» Work to be completed
Extract every line that includes the string "Show".

---------- Data supplied

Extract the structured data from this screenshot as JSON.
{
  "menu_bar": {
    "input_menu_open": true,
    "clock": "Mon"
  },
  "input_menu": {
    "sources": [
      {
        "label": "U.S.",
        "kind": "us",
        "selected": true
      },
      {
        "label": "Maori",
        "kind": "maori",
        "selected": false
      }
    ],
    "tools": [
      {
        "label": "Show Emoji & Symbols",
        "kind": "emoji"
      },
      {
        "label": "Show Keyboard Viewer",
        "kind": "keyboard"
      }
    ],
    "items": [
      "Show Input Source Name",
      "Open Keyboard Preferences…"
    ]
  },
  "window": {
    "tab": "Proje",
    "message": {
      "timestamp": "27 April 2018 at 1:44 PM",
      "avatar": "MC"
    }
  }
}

--------------------

» Solution
        "label": "Show Emoji & Symbols",
        "label": "Show Keyboard Viewer",
      "Show Input Source Name",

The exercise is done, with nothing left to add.